### Exercise task
Copy out every line of the listing below verbatim, without changing any character.

### Exercise material
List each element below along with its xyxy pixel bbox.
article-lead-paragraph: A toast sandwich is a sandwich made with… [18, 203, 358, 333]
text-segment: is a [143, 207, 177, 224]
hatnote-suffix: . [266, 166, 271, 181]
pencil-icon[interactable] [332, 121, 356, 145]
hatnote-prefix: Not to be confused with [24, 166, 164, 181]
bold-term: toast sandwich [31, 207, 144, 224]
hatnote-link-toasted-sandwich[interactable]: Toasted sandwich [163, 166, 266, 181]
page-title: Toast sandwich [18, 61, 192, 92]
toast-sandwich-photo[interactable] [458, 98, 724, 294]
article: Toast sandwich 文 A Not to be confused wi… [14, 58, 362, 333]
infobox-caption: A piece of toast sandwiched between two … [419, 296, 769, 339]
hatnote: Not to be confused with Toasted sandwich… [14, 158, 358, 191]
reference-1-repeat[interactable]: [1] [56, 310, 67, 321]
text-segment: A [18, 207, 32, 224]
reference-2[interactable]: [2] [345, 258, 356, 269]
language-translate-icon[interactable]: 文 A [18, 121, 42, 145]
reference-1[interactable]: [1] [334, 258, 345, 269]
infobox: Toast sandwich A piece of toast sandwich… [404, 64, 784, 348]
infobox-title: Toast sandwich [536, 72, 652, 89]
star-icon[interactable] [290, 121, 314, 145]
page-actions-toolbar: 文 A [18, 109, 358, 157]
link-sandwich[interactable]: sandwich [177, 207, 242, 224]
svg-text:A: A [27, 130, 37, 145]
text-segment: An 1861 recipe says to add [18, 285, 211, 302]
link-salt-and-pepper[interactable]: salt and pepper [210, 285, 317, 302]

### Reply to the exercise
List each element below along with its xyxy pixel bbox.
article-lead-paragraph: A toast sandwich is a sandwich made with… [18, 203, 358, 333]
text-segment: is a [143, 207, 177, 224]
hatnote-suffix: . [266, 166, 271, 181]
pencil-icon[interactable] [332, 121, 356, 145]
hatnote-prefix: Not to be confused with [24, 166, 164, 181]
bold-term: toast sandwich [31, 207, 144, 224]
hatnote-link-toasted-sandwich[interactable]: Toasted sandwich [163, 166, 266, 181]
page-title: Toast sandwich [18, 61, 192, 92]
toast-sandwich-photo[interactable] [458, 98, 724, 294]
article: Toast sandwich 文 A Not to be confused wi… [14, 58, 362, 333]
infobox-caption: A piece of toast sandwiched between two … [419, 296, 769, 339]
hatnote: Not to be confused with Toasted sandwich… [14, 158, 358, 191]
reference-1-repeat[interactable]: [1] [56, 310, 67, 321]
text-segment: A [18, 207, 32, 224]
reference-2[interactable]: [2] [345, 258, 356, 269]
language-translate-icon[interactable]: 文 A [18, 121, 42, 145]
reference-1[interactable]: [1] [334, 258, 345, 269]
infobox: Toast sandwich A piece of toast sandwich… [404, 64, 784, 348]
infobox-title: Toast sandwich [536, 72, 652, 89]
star-icon[interactable] [290, 121, 314, 145]
page-actions-toolbar: 文 A [18, 109, 358, 157]
link-sandwich[interactable]: sandwich [177, 207, 242, 224]
svg-text:A: A [27, 130, 37, 145]
text-segment: An 1861 recipe says to add [18, 285, 211, 302]
link-salt-and-pepper[interactable]: salt and pepper [210, 285, 317, 302]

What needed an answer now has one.